Data records:
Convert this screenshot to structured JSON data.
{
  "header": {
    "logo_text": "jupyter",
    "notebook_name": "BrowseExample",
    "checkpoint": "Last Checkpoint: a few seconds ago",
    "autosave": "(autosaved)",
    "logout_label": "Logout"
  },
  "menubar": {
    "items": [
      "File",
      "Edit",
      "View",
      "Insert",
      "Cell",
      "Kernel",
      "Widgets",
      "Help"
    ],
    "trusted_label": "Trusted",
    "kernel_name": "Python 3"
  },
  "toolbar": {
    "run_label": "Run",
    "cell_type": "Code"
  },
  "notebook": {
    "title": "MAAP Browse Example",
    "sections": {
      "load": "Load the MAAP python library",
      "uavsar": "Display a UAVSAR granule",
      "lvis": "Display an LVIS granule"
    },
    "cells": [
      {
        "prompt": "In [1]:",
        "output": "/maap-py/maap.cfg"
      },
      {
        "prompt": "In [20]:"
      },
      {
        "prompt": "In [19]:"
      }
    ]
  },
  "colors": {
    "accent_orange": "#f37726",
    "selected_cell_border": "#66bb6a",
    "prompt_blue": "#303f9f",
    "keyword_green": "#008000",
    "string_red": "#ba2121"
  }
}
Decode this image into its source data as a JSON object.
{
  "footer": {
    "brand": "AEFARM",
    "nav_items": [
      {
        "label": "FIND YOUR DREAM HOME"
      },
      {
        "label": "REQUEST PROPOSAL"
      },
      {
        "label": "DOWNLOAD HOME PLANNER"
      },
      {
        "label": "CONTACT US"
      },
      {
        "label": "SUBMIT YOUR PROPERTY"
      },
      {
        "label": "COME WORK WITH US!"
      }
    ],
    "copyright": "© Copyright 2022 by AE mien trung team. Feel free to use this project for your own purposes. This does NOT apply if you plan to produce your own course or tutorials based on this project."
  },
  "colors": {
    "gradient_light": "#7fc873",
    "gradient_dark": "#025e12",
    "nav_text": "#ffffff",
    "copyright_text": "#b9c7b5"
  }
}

Problem details: The records above need to be transcribed in full. Keep every character unchanged.

Response below:
Convert this screenshot to structured JSON data.
{
  "header": {
    "logo_text": "jupyter",
    "notebook_name": "BrowseExample",
    "checkpoint": "Last Checkpoint: a few seconds ago",
    "autosave": "(autosaved)",
    "logout_label": "Logout"
  },
  "menubar": {
    "items": [
      "File",
      "Edit",
      "View",
      "Insert",
      "Cell",
      "Kernel",
      "Widgets",
      "Help"
    ],
    "trusted_label": "Trusted",
    "kernel_name": "Python 3"
  },
  "toolbar": {
    "run_label": "Run",
    "cell_type": "Code"
  },
  "notebook": {
    "title": "MAAP Browse Example",
    "sections": {
      "load": "Load the MAAP python library",
      "uavsar": "Display a UAVSAR granule",
      "lvis": "Display an LVIS granule"
    },
    "cells": [
      {
        "prompt": "In [1]:",
        "output": "/maap-py/maap.cfg"
      },
      {
        "prompt": "In [20]:"
      },
      {
        "prompt": "In [19]:"
      }
    ]
  },
  "colors": {
    "accent_orange": "#f37726",
    "selected_cell_border": "#66bb6a",
    "prompt_blue": "#303f9f",
    "keyword_green": "#008000",
    "string_red": "#ba2121"
  }
}
Decode this image into its source data as a JSON object.
{
  "footer": {
    "brand": "AEFARM",
    "nav_items": [
      {
        "label": "FIND YOUR DREAM HOME"
      },
      {
        "label": "REQUEST PROPOSAL"
      },
      {
        "label": "DOWNLOAD HOME PLANNER"
      },
      {
        "label": "CONTACT US"
      },
      {
        "label": "SUBMIT YOUR PROPERTY"
      },
      {
        "label": "COME WORK WITH US!"
      }
    ],
    "copyright": "© Copyright 2022 by AE mien trung team. Feel free to use this project for your own purposes. This does NOT apply if you plan to produce your own course or tutorials based on this project."
  },
  "colors": {
    "gradient_light": "#7fc873",
    "gradient_dark": "#025e12",
    "nav_text": "#ffffff",
    "copyright_text": "#b9c7b5"
  }
}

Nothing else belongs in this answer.